→ **Task**
Your task is to copy the lines from the line containing "Read out every word on this page." through the end of the listing below, both included, without any pictures.

→ **Given records**
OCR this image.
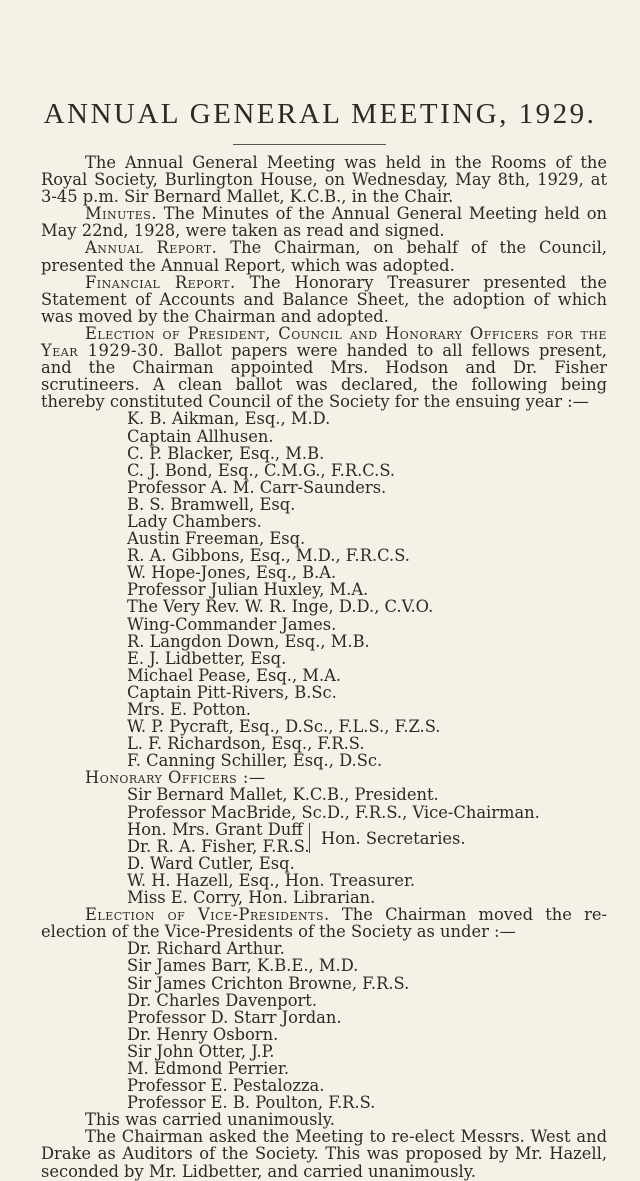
ANNUAL GENERAL MEETING, 1929.

The Annual General Meeting was held in the Rooms of the Royal Society, Burlington House, on Wednesday, May 8th, 1929, at 3-45 p.m. Sir Bernard Mallet, K.C.B., in the Chair.

Minutes. The Minutes of the Annual General Meeting held on May 22nd, 1928, were taken as read and signed.

Annual Report. The Chairman, on behalf of the Council, presented the Annual Report, which was adopted.

Financial Report. The Honorary Treasurer presented the Statement of Accounts and Balance Sheet, the adoption of which was moved by the Chairman and adopted.

Election of President, Council and Honorary Officers for the Year 1929-30. Ballot papers were handed to all fellows present, and the Chairman appointed Mrs. Hodson and Dr. Fisher scrutineers. A clean ballot was declared, the following being thereby constituted Council of the Society for the ensuing year :—

K. B. Aikman, Esq., M.D.
Captain Allhusen.
C. P. Blacker, Esq., M.B.
C. J. Bond, Esq., C.M.G., F.R.C.S.
Professor A. M. Carr-Saunders.
B. S. Bramwell, Esq.
Lady Chambers.
Austin Freeman, Esq.
R. A. Gibbons, Esq., M.D., F.R.C.S.
W. Hope-Jones, Esq., B.A.
Professor Julian Huxley, M.A.
The Very Rev. W. R. Inge, D.D., C.V.O.
Wing-Commander James.
R. Langdon Down, Esq., M.B.
E. J. Lidbetter, Esq.
Michael Pease, Esq., M.A.
Captain Pitt-Rivers, B.Sc.
Mrs. E. Potton.
W. P. Pycraft, Esq., D.Sc., F.L.S., F.Z.S.
L. F. Richardson, Esq., F.R.S.
F. Canning Schiller, Esq., D.Sc.

Honorary Officers :—

Sir Bernard Mallet, K.C.B., President.
Professor MacBride, Sc.D., F.R.S., Vice-Chairman.
Hon. Mrs. Grant Duff
Dr. R. A. Fisher, F.R.S.
D. Ward Cutler, Esq.
Hon. Secretaries.
W. H. Hazell, Esq., Hon. Treasurer.
Miss E. Corry, Hon. Librarian.

Election of Vice-Presidents. The Chairman moved the re-election of the Vice-Presidents of the Society as under :—

Dr. Richard Arthur.
Sir James Barr, K.B.E., M.D.
Sir James Crichton Browne, F.R.S.
Dr. Charles Davenport.
Professor D. Starr Jordan.
Dr. Henry Osborn.
Sir John Otter, J.P.
M. Edmond Perrier.
Professor E. Pestalozza.
Professor E. B. Poulton, F.R.S.

This was carried unanimously.

The Chairman asked the Meeting to re-elect Messrs. West and Drake as Auditors of the Society. This was proposed by Mr. Hazell, seconded by Mr. Lidbetter, and carried unanimously.
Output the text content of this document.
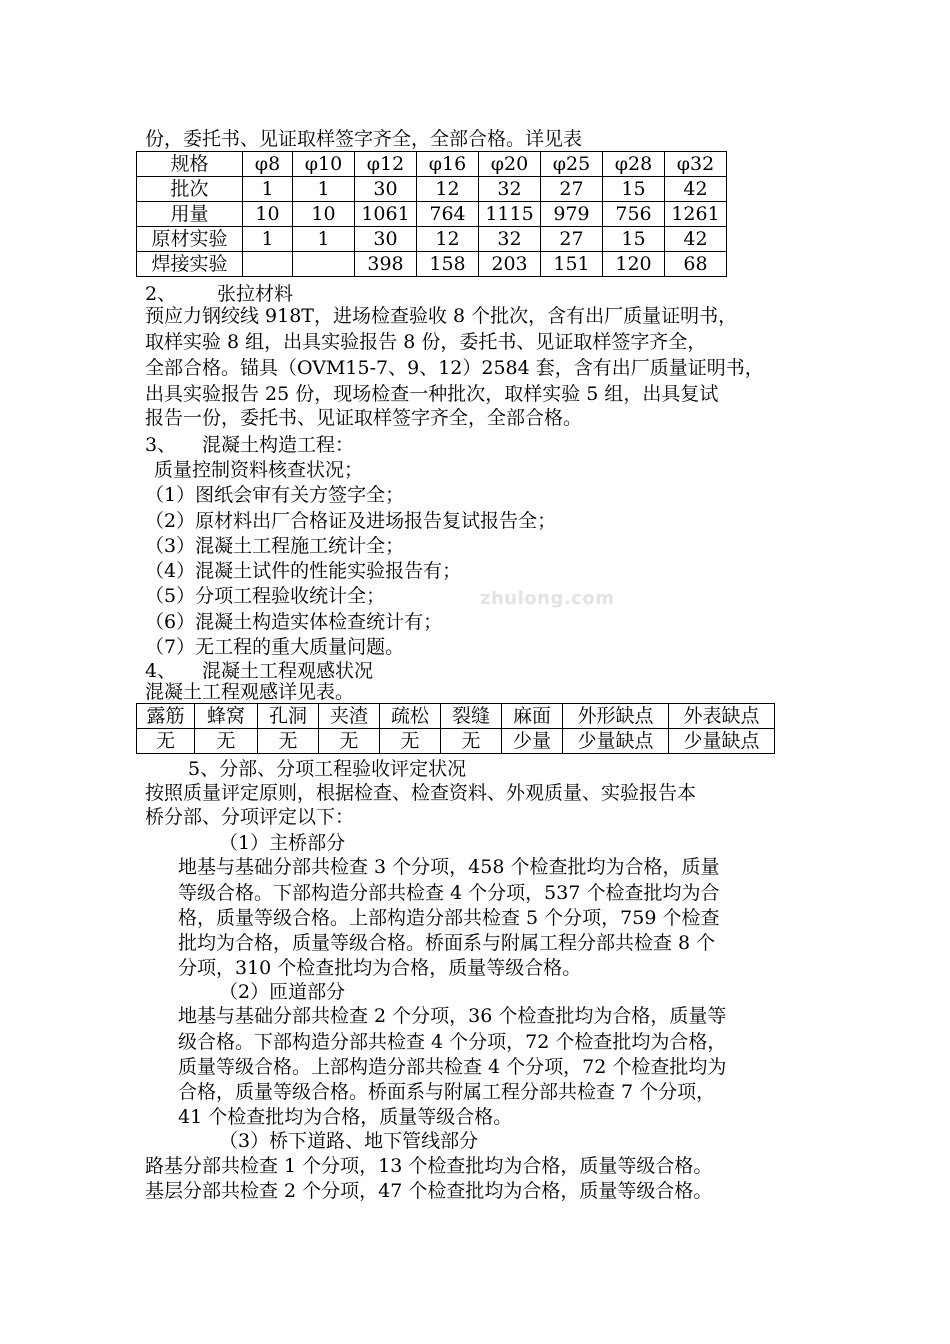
份，委托书、见证取样签字齐全，全部合格。详见表
规格	φ8	φ10	φ12	φ16	φ20	φ25	φ28	φ32
批次	1	1	30	12	32	27	15	42
用量	10	10	1061	764	1115	979	756	1261
原材实验	1	1	30	12	32	27	15	42
焊接实验			398	158	203	151	120	68
2、 张拉材料
预应力钢绞线 918T，进场检查验收 8 个批次，含有出厂质量证明书，
取样实验 8 组，出具实验报告 8 份，委托书、见证取样签字齐全，
全部合格。锚具（OVM15-7、9、12）2584 套，含有出厂质量证明书，
出具实验报告 25 份，现场检查一种批次，取样实验 5 组，出具复试
报告一份，委托书、见证取样签字齐全，全部合格。
3、 混凝土构造工程：
质量控制资料核查状况；
（1）图纸会审有关方签字全；
（2）原材料出厂合格证及进场报告复试报告全；
（3）混凝土工程施工统计全；
（4）混凝土试件的性能实验报告有；
（5）分项工程验收统计全；
（6）混凝土构造实体检查统计有；
（7）无工程的重大质量问题。
zhulong.com
4、 混凝土工程观感状况
混凝土工程观感详见表。
露筋	蜂窝	孔洞	夹渣	疏松	裂缝	麻面	外形缺点	外表缺点
无	无	无	无	无	无	少量	少量缺点	少量缺点
5、分部、分项工程验收评定状况
按照质量评定原则，根据检查、检查资料、外观质量、实验报告本
桥分部、分项评定以下：
（1）主桥部分
地基与基础分部共检查 3 个分项，458 个检查批均为合格，质量
等级合格。下部构造分部共检查 4 个分项，537 个检查批均为合
格，质量等级合格。上部构造分部共检查 5 个分项，759 个检查
批均为合格，质量等级合格。桥面系与附属工程分部共检查 8 个
分项，310 个检查批均为合格，质量等级合格。
（2）匝道部分
地基与基础分部共检查 2 个分项，36 个检查批均为合格，质量等
级合格。下部构造分部共检查 4 个分项，72 个检查批均为合格，
质量等级合格。上部构造分部共检查 4 个分项，72 个检查批均为
合格，质量等级合格。桥面系与附属工程分部共检查 7 个分项，
41 个检查批均为合格，质量等级合格。
（3）桥下道路、地下管线部分
路基分部共检查 1 个分项，13 个检查批均为合格，质量等级合格。
基层分部共检查 2 个分项，47 个检查批均为合格，质量等级合格。
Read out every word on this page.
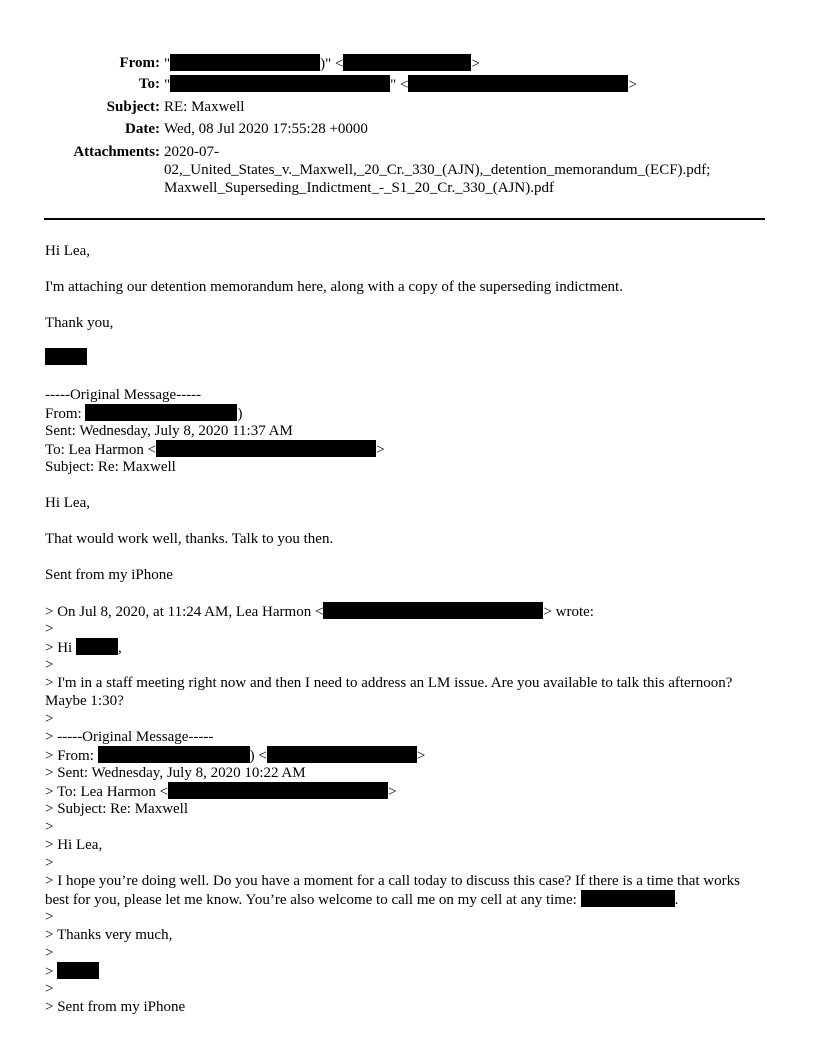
From: "	)" <	>
To: "	" <	>
Subject: RE: Maxwell
Date: Wed, 08 Jul 2020 17:55:28 +0000
Attachments: 2020-07-
02,_United_States_v._Maxwell,_20_Cr._330_(AJN),_detention_memorandum_(ECF).pdf;
Maxwell_Superseding_Indictment_-_S1_20_Cr._330_(AJN).pdf
Hi Lea,
I'm attaching our detention memorandum here, along with a copy of the superseding indictment.
Thank you,
-----Original Message-----
From:	)
Sent: Wednesday, July 8, 2020 11:37 AM
To: Lea Harmon <	>
Subject: Re: Maxwell
Hi Lea,
That would work well, thanks. Talk to you then.
Sent from my iPhone
> On Jul 8, 2020, at 11:24 AM, Lea Harmon <	> wrote:
>
> Hi	,
>
> I'm in a staff meeting right now and then I need to address an LM issue. Are you available to talk this afternoon? Maybe 1:30?
>
> -----Original Message-----
> From:	) <	>
> Sent: Wednesday, July 8, 2020 10:22 AM
> To: Lea Harmon <	>
> Subject: Re: Maxwell
>
> Hi Lea,
>
> I hope you’re doing well. Do you have a moment for a call today to discuss this case? If there is a time that works best for you, please let me know. You’re also welcome to call me on my cell at any time:	.
>
> Thanks very much,
>
>
>
> Sent from my iPhone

→ **Task output**
Read out every word on this page.
From: "	)" <	>
To: "	" <	>
Subject: RE: Maxwell
Date: Wed, 08 Jul 2020 17:55:28 +0000
Attachments: 2020-07-
02,_United_States_v._Maxwell,_20_Cr._330_(AJN),_detention_memorandum_(ECF).pdf;
Maxwell_Superseding_Indictment_-_S1_20_Cr._330_(AJN).pdf
Hi Lea,
I'm attaching our detention memorandum here, along with a copy of the superseding indictment.
Thank you,
-----Original Message-----
From:	)
Sent: Wednesday, July 8, 2020 11:37 AM
To: Lea Harmon <	>
Subject: Re: Maxwell
Hi Lea,
That would work well, thanks. Talk to you then.
Sent from my iPhone
> On Jul 8, 2020, at 11:24 AM, Lea Harmon <	> wrote:
>
> Hi	,
>
> I'm in a staff meeting right now and then I need to address an LM issue. Are you available to talk this afternoon? Maybe 1:30?
>
> -----Original Message-----
> From:	) <	>
> Sent: Wednesday, July 8, 2020 10:22 AM
> To: Lea Harmon <	>
> Subject: Re: Maxwell
>
> Hi Lea,
>
> I hope you’re doing well. Do you have a moment for a call today to discuss this case? If there is a time that works best for you, please let me know. You’re also welcome to call me on my cell at any time:	.
>
> Thanks very much,
>
>
>
> Sent from my iPhone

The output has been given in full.